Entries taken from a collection
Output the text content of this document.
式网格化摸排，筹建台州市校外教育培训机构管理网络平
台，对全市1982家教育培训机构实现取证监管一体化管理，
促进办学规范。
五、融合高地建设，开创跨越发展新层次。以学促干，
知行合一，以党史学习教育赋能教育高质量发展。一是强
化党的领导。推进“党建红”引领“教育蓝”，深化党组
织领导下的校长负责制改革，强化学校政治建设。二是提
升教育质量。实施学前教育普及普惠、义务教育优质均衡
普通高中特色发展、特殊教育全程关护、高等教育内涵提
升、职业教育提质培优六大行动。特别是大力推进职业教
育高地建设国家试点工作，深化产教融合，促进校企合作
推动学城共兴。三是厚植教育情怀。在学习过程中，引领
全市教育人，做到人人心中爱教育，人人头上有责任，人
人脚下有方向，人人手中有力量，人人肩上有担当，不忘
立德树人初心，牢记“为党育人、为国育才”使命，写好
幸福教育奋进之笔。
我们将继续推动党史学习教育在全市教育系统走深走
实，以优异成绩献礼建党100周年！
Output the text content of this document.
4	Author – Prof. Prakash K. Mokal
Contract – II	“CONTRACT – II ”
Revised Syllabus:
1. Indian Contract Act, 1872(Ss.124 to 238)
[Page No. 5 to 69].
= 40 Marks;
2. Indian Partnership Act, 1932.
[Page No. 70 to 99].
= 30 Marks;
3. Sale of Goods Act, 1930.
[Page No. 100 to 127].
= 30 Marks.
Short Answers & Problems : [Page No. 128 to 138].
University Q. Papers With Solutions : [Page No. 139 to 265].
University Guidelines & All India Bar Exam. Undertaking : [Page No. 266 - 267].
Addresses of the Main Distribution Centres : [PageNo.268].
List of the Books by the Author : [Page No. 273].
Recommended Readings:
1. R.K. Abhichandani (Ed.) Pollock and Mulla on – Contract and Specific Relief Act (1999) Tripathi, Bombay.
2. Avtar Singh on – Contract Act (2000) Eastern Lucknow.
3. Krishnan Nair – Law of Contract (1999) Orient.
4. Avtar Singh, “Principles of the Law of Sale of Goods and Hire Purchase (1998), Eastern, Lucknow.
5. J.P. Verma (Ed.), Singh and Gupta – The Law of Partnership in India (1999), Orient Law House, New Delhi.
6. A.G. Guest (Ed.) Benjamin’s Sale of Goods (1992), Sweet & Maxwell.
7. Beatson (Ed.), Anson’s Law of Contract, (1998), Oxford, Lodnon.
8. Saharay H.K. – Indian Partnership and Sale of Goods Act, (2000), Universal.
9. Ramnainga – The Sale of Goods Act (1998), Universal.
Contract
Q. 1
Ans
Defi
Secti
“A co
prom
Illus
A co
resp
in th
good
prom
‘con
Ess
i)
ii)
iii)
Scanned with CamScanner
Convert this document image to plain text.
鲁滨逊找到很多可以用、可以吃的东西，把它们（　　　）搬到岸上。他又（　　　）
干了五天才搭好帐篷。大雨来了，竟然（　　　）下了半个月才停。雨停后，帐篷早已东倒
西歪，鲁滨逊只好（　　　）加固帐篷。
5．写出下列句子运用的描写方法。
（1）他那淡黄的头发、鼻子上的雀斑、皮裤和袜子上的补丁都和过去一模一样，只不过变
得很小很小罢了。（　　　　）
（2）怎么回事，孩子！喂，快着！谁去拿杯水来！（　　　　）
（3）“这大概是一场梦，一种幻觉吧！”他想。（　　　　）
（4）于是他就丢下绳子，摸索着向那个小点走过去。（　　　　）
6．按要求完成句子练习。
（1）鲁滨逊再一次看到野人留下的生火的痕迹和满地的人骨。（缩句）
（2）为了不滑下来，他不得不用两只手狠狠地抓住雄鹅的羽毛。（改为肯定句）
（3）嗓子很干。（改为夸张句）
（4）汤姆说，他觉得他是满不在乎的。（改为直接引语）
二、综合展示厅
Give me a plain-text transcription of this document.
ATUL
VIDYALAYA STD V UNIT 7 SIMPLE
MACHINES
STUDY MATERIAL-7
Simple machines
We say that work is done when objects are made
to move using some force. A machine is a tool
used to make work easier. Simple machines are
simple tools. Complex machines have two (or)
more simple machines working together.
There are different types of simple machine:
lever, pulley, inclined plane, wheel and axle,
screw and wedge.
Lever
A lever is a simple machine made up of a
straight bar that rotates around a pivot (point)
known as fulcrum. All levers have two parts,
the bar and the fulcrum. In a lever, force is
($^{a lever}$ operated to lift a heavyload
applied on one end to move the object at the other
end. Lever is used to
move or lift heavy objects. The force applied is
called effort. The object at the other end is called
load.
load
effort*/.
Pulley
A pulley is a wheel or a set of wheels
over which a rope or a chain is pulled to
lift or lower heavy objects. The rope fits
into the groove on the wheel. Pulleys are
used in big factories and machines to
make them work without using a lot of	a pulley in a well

-- Problem description --
Find the word "have" in the records and pull out each line that has it.

-- Reply --
simple tools. Complex machines have two (or)
known as fulcrum. All levers have two parts,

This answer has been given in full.